* begin Task inputs *

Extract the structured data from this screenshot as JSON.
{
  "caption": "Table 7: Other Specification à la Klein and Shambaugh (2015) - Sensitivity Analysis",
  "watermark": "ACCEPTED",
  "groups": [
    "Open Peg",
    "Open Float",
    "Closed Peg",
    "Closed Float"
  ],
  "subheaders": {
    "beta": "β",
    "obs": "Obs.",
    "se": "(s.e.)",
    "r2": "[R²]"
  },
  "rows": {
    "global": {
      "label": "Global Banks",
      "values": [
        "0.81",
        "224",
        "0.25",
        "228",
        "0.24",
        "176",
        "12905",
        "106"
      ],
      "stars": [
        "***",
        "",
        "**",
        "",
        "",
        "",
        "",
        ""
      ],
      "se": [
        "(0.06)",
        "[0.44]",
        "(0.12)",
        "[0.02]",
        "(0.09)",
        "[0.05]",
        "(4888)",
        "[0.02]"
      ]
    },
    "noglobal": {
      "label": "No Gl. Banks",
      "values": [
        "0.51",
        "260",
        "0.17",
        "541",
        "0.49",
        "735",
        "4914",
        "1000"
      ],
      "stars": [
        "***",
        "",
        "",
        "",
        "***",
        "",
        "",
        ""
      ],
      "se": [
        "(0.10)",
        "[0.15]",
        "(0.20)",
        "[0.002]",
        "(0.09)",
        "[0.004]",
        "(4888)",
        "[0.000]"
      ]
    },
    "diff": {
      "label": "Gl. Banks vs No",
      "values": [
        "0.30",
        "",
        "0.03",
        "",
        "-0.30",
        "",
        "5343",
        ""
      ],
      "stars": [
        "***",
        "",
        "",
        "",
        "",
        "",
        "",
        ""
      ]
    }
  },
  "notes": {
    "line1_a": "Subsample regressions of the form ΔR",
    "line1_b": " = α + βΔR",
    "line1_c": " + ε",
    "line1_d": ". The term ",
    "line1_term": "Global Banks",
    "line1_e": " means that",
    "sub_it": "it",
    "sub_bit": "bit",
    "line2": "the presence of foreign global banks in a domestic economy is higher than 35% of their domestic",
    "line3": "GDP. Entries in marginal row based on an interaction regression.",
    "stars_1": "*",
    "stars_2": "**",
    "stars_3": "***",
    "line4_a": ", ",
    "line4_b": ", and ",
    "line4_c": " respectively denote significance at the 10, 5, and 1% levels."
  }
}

* end Task inputs *
* begin Task inputs *

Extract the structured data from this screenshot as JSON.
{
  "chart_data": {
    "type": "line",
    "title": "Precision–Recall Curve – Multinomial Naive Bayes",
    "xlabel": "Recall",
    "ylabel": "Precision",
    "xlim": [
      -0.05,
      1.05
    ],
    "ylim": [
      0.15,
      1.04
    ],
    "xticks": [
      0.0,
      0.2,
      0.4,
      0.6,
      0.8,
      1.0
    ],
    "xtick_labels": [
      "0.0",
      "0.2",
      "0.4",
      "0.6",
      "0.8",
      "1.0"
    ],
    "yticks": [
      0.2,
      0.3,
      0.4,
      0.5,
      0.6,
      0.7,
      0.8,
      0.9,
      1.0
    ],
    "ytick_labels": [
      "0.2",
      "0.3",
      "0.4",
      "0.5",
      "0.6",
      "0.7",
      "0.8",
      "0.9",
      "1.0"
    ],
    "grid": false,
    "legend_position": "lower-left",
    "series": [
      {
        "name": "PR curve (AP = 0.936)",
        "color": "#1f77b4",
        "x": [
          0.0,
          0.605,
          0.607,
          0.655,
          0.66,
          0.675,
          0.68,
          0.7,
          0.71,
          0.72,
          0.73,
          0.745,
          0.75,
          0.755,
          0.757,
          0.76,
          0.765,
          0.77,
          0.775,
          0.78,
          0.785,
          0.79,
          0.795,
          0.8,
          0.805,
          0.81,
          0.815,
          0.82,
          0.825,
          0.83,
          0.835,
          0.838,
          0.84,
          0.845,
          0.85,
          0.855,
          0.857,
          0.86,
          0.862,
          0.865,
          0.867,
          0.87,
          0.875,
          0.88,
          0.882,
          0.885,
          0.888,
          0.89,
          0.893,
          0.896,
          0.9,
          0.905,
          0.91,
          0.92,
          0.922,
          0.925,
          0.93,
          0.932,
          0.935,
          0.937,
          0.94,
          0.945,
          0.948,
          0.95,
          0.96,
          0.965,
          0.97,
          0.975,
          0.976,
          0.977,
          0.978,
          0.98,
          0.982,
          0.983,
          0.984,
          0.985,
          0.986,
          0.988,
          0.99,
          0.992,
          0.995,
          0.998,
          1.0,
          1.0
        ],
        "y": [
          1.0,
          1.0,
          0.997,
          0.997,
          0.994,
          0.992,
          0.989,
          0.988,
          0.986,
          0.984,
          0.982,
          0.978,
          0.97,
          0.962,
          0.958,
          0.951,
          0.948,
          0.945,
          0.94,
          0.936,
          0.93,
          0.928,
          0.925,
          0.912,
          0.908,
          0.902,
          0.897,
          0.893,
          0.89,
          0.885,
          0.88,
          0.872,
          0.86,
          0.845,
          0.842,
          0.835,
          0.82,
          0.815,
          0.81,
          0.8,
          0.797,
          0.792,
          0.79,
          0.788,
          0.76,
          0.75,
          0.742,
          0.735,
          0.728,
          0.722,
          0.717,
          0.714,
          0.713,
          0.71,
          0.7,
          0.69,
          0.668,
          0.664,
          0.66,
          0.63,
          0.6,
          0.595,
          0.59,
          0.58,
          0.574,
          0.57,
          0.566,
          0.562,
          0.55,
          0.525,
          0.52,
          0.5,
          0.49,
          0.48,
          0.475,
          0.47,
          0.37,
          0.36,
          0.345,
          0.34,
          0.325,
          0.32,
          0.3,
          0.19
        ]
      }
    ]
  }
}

* end Task inputs *

__Job__
Determine the number of lines containing "Precision". Write only that number.

__Solution for this problem__
2